§ **Directions**: Reproduce every entry that follows word for word, but omit the images.
==== Excerpted records ====
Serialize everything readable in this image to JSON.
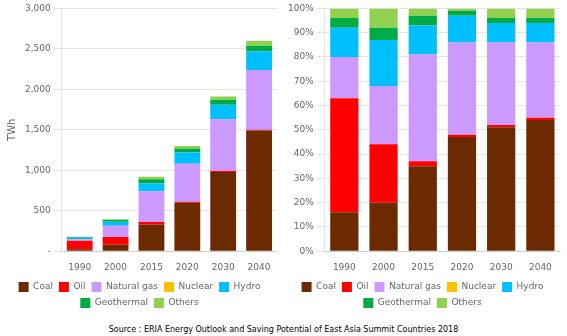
{
  "chart_data": [
    {
      "type": "bar",
      "stacked": true,
      "categories": [
        "1990",
        "2000",
        "2015",
        "2020",
        "2030",
        "2040"
      ],
      "series": [
        {
          "name": "Coal",
          "color": "#6B2A00",
          "values": [
            25,
            80,
            330,
            600,
            980,
            1490
          ]
        },
        {
          "name": "Oil",
          "color": "#FF0000",
          "values": [
            105,
            95,
            30,
            10,
            10,
            10
          ]
        },
        {
          "name": "Natural gas",
          "color": "#CC99FF",
          "values": [
            15,
            140,
            380,
            470,
            640,
            740
          ]
        },
        {
          "name": "Nuclear",
          "color": "#FFC000",
          "values": [
            0,
            0,
            0,
            0,
            0,
            0
          ]
        },
        {
          "name": "Hydro",
          "color": "#00BFFF",
          "values": [
            20,
            50,
            100,
            140,
            180,
            230
          ]
        },
        {
          "name": "Geothermal",
          "color": "#00AA44",
          "values": [
            10,
            20,
            50,
            50,
            60,
            70
          ]
        },
        {
          "name": "Others",
          "color": "#92D050",
          "values": [
            5,
            10,
            30,
            30,
            40,
            60
          ]
        }
      ],
      "ylabel": "TWh",
      "ylim": [
        0,
        3000
      ],
      "yticks": [
        {
          "value": 0,
          "label": "-"
        },
        500,
        {
          "value": 1000,
          "label": "1,000"
        },
        {
          "value": 1500,
          "label": "1,500"
        },
        {
          "value": 2000,
          "label": "2,000"
        },
        {
          "value": 2500,
          "label": "2,500"
        },
        {
          "value": 3000,
          "label": "3,000"
        }
      ],
      "grid": true,
      "legend": "bottom",
      "annotations": [
        "Source : ERIA Energy Outlook and Saving Potential of East Asia Summit Countries 2018"
      ]
    },
    {
      "type": "bar",
      "stacked": true,
      "categories": [
        "1990",
        "2000",
        "2015",
        "2020",
        "2030",
        "2040"
      ],
      "series": [
        {
          "name": "Coal",
          "color": "#6B2A00",
          "values": [
            16,
            20,
            35,
            47,
            51,
            54
          ]
        },
        {
          "name": "Oil",
          "color": "#FF0000",
          "values": [
            47,
            24,
            2,
            1,
            1,
            1
          ]
        },
        {
          "name": "Natural gas",
          "color": "#CC99FF",
          "values": [
            17,
            24,
            44,
            38,
            34,
            31
          ]
        },
        {
          "name": "Nuclear",
          "color": "#FFC000",
          "values": [
            0,
            0,
            0,
            0,
            0,
            0
          ]
        },
        {
          "name": "Hydro",
          "color": "#00BFFF",
          "values": [
            12,
            19,
            12,
            11,
            8,
            8
          ]
        },
        {
          "name": "Geothermal",
          "color": "#00AA44",
          "values": [
            4,
            5,
            4,
            2,
            2,
            2
          ]
        },
        {
          "name": "Others",
          "color": "#92D050",
          "values": [
            4,
            8,
            3,
            1,
            4,
            4
          ]
        }
      ],
      "ylim": [
        0,
        100
      ],
      "yticks": [
        {
          "value": 0,
          "label": "0%"
        },
        {
          "value": 10,
          "label": "10%"
        },
        {
          "value": 20,
          "label": "20%"
        },
        {
          "value": 30,
          "label": "30%"
        },
        {
          "value": 40,
          "label": "40%"
        },
        {
          "value": 50,
          "label": "50%"
        },
        {
          "value": 60,
          "label": "60%"
        },
        {
          "value": 70,
          "label": "70%"
        },
        {
          "value": 80,
          "label": "80%"
        },
        {
          "value": 90,
          "label": "90%"
        },
        {
          "value": 100,
          "label": "100%"
        }
      ],
      "grid": true,
      "legend": "bottom"
    }
  ]
}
====
§ **Response to the task**:
Serialize everything readable in this image to JSON.
{
  "chart_data": [
    {
      "type": "bar",
      "stacked": true,
      "categories": [
        "1990",
        "2000",
        "2015",
        "2020",
        "2030",
        "2040"
      ],
      "series": [
        {
          "name": "Coal",
          "color": "#6B2A00",
          "values": [
            25,
            80,
            330,
            600,
            980,
            1490
          ]
        },
        {
          "name": "Oil",
          "color": "#FF0000",
          "values": [
            105,
            95,
            30,
            10,
            10,
            10
          ]
        },
        {
          "name": "Natural gas",
          "color": "#CC99FF",
          "values": [
            15,
            140,
            380,
            470,
            640,
            740
          ]
        },
        {
          "name": "Nuclear",
          "color": "#FFC000",
          "values": [
            0,
            0,
            0,
            0,
            0,
            0
          ]
        },
        {
          "name": "Hydro",
          "color": "#00BFFF",
          "values": [
            20,
            50,
            100,
            140,
            180,
            230
          ]
        },
        {
          "name": "Geothermal",
          "color": "#00AA44",
          "values": [
            10,
            20,
            50,
            50,
            60,
            70
          ]
        },
        {
          "name": "Others",
          "color": "#92D050",
          "values": [
            5,
            10,
            30,
            30,
            40,
            60
          ]
        }
      ],
      "ylabel": "TWh",
      "ylim": [
        0,
        3000
      ],
      "yticks": [
        {
          "value": 0,
          "label": "-"
        },
        500,
        {
          "value": 1000,
          "label": "1,000"
        },
        {
          "value": 1500,
          "label": "1,500"
        },
        {
          "value": 2000,
          "label": "2,000"
        },
        {
          "value": 2500,
          "label": "2,500"
        },
        {
          "value": 3000,
          "label": "3,000"
        }
      ],
      "grid": true,
      "legend": "bottom",
      "annotations": [
        "Source : ERIA Energy Outlook and Saving Potential of East Asia Summit Countries 2018"
      ]
    },
    {
      "type": "bar",
      "stacked": true,
      "categories": [
        "1990",
        "2000",
        "2015",
        "2020",
        "2030",
        "2040"
      ],
      "series": [
        {
          "name": "Coal",
          "color": "#6B2A00",
          "values": [
            16,
            20,
            35,
            47,
            51,
            54
          ]
        },
        {
          "name": "Oil",
          "color": "#FF0000",
          "values": [
            47,
            24,
            2,
            1,
            1,
            1
          ]
        },
        {
          "name": "Natural gas",
          "color": "#CC99FF",
          "values": [
            17,
            24,
            44,
            38,
            34,
            31
          ]
        },
        {
          "name": "Nuclear",
          "color": "#FFC000",
          "values": [
            0,
            0,
            0,
            0,
            0,
            0
          ]
        },
        {
          "name": "Hydro",
          "color": "#00BFFF",
          "values": [
            12,
            19,
            12,
            11,
            8,
            8
          ]
        },
        {
          "name": "Geothermal",
          "color": "#00AA44",
          "values": [
            4,
            5,
            4,
            2,
            2,
            2
          ]
        },
        {
          "name": "Others",
          "color": "#92D050",
          "values": [
            4,
            8,
            3,
            1,
            4,
            4
          ]
        }
      ],
      "ylim": [
        0,
        100
      ],
      "yticks": [
        {
          "value": 0,
          "label": "0%"
        },
        {
          "value": 10,
          "label": "10%"
        },
        {
          "value": 20,
          "label": "20%"
        },
        {
          "value": 30,
          "label": "30%"
        },
        {
          "value": 40,
          "label": "40%"
        },
        {
          "value": 50,
          "label": "50%"
        },
        {
          "value": 60,
          "label": "60%"
        },
        {
          "value": 70,
          "label": "70%"
        },
        {
          "value": 80,
          "label": "80%"
        },
        {
          "value": 90,
          "label": "90%"
        },
        {
          "value": 100,
          "label": "100%"
        }
      ],
      "grid": true,
      "legend": "bottom"
    }
  ]
}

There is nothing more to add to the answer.